Look through the records below and collect all lines that hold the string "Channel".
+ + + + +
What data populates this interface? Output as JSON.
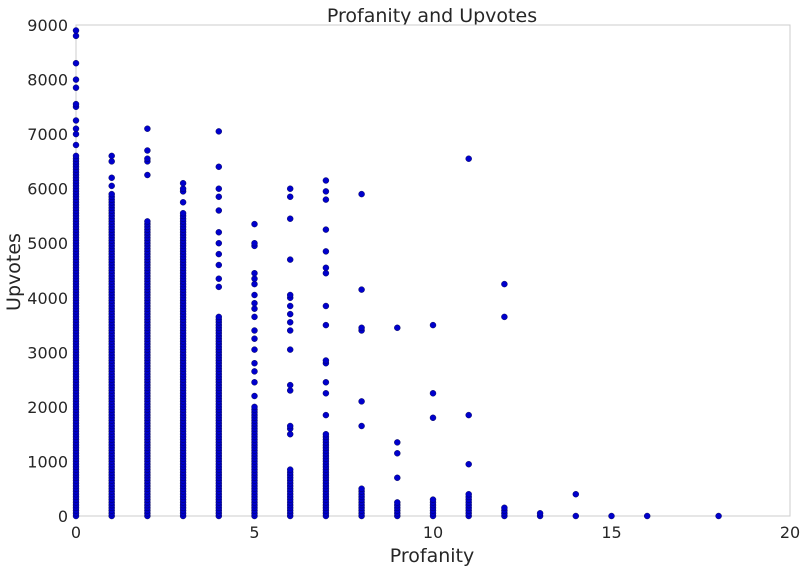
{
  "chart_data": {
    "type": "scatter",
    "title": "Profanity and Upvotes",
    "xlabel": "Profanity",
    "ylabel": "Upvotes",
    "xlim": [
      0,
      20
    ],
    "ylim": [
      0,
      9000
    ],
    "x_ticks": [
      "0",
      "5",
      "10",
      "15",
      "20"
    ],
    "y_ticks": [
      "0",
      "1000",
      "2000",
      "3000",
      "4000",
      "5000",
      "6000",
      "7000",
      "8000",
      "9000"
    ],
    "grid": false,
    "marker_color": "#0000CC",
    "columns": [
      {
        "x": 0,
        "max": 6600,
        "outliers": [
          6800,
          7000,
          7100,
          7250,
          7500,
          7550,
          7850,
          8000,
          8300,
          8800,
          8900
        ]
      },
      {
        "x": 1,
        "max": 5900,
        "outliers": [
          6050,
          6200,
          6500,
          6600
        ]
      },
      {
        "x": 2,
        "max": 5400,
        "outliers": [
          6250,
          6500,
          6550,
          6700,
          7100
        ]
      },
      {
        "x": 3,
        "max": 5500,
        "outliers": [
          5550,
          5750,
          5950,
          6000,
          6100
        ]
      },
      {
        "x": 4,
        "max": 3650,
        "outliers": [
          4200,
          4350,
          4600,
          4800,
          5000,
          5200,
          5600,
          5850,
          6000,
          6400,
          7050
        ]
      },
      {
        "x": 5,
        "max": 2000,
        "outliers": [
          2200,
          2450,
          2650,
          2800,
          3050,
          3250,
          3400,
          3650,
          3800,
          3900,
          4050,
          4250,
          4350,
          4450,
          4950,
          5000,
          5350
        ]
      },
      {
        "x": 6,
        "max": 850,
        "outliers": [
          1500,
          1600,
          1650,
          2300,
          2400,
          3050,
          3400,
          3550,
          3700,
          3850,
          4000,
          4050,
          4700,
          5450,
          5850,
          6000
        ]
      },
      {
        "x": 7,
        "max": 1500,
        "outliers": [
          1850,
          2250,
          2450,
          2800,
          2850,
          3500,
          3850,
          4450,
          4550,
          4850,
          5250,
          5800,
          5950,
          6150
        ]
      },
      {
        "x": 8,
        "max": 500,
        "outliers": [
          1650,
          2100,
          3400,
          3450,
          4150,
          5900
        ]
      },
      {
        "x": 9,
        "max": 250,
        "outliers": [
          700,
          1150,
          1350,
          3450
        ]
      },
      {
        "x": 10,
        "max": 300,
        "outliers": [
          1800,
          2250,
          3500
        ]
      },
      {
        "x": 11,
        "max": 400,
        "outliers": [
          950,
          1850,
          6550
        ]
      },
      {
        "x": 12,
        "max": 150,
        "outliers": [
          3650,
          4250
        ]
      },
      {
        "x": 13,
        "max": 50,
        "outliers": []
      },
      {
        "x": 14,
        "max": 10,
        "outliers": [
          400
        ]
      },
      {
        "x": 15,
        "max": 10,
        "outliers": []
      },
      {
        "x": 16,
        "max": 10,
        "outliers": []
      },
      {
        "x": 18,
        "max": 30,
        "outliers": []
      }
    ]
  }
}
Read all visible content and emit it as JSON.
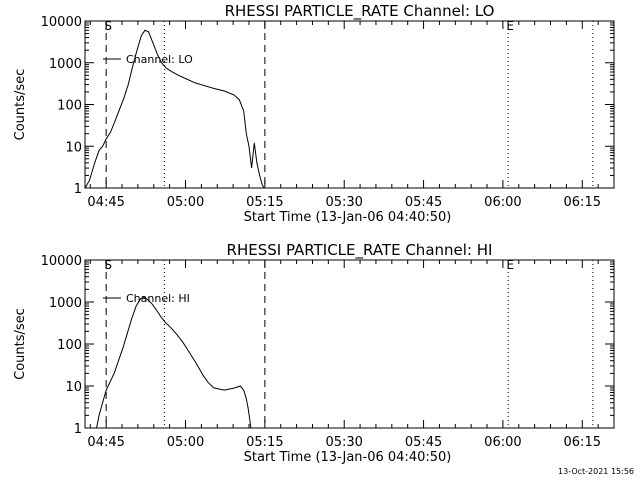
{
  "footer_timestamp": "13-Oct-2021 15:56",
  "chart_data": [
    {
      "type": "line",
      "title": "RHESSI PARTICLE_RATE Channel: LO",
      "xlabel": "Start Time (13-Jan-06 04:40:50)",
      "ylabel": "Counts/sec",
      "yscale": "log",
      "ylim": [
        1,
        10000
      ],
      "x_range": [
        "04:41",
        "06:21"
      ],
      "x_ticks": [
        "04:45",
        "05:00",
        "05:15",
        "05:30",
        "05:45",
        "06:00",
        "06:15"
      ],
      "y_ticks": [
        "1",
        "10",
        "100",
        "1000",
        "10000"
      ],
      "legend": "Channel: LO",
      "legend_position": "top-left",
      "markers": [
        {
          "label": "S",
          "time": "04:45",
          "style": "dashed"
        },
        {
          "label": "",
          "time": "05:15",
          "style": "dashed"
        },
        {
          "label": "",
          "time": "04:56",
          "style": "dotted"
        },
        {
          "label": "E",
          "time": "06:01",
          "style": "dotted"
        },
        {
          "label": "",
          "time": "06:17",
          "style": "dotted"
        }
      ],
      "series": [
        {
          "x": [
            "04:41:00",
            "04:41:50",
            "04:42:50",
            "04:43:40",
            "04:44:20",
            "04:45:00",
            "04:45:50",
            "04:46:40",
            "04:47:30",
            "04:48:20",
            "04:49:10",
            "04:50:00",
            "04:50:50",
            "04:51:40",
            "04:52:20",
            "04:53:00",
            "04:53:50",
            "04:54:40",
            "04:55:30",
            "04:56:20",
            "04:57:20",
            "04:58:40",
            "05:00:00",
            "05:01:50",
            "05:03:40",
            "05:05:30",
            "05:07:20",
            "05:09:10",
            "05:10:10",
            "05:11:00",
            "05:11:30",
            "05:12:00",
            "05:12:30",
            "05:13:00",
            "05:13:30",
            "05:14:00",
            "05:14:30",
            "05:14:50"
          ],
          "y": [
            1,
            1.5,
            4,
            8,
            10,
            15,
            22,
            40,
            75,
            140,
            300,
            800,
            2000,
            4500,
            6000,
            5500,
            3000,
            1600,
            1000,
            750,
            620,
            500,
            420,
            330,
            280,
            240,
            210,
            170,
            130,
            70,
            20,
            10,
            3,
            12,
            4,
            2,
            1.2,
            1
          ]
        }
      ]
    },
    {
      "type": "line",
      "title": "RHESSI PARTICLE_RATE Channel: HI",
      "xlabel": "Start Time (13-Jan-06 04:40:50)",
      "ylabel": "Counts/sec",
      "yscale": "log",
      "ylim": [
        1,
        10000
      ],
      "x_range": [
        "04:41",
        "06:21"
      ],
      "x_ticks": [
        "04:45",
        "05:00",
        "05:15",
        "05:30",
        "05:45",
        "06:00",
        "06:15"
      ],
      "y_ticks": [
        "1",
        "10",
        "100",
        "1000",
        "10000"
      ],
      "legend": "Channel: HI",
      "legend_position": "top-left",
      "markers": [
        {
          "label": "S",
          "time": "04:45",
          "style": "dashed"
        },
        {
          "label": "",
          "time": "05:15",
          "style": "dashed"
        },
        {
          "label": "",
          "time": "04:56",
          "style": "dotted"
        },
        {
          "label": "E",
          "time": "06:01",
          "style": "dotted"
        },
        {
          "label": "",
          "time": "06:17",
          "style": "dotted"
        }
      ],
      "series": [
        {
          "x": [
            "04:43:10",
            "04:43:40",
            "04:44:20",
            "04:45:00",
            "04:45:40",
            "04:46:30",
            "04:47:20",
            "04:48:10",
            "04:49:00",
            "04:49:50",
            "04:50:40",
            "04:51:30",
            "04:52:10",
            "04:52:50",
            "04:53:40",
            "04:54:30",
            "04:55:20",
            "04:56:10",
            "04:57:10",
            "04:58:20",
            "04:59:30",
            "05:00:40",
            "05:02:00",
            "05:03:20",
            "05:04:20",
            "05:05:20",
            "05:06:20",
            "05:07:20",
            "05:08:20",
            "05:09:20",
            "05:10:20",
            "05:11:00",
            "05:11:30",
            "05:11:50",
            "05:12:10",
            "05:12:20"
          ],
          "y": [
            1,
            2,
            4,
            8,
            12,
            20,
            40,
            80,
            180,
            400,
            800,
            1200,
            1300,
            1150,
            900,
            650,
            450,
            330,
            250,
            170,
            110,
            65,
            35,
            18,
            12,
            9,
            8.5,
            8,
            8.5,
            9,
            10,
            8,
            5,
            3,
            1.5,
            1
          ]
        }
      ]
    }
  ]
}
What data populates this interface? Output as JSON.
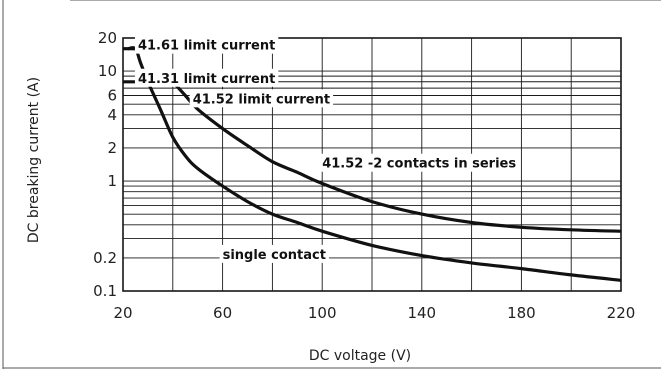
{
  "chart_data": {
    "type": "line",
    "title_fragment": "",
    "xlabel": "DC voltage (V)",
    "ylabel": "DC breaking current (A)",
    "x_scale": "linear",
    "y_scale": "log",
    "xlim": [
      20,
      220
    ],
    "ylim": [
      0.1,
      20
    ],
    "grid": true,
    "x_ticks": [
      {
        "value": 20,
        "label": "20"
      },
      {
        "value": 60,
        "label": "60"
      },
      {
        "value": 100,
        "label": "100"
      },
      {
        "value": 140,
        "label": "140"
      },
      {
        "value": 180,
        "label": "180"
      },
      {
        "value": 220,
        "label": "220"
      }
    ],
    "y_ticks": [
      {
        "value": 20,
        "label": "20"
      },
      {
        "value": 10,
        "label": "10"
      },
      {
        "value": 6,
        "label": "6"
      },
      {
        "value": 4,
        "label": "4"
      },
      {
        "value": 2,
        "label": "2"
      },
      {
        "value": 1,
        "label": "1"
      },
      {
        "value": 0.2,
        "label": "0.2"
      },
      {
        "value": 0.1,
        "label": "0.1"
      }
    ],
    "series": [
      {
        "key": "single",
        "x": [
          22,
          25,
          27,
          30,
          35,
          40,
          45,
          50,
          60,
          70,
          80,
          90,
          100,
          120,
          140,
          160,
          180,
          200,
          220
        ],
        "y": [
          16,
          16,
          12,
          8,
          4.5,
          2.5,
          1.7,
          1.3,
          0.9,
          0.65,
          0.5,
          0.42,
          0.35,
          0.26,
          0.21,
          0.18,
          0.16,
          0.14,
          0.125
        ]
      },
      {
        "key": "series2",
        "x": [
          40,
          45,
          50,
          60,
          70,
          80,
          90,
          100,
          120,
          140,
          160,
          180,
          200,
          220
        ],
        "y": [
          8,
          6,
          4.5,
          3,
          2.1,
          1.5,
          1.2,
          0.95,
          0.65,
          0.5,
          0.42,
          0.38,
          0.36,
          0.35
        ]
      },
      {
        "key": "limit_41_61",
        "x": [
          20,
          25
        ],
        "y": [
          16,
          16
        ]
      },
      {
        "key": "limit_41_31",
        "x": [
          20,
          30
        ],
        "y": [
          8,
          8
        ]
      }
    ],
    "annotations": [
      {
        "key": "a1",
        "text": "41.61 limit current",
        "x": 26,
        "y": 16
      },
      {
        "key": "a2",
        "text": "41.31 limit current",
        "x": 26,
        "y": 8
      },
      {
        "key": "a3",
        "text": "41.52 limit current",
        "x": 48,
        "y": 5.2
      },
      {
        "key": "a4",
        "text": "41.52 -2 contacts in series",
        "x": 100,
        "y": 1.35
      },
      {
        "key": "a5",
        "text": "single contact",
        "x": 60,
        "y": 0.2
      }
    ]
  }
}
+ + + + +
» **Solution to this problem**:
      "title": "RHESSI PARTICLE_RATE Channel: LO",
      "legend": "Channel: LO",
      "title": "RHESSI PARTICLE_RATE Channel: HI",
      "legend": "Channel: HI",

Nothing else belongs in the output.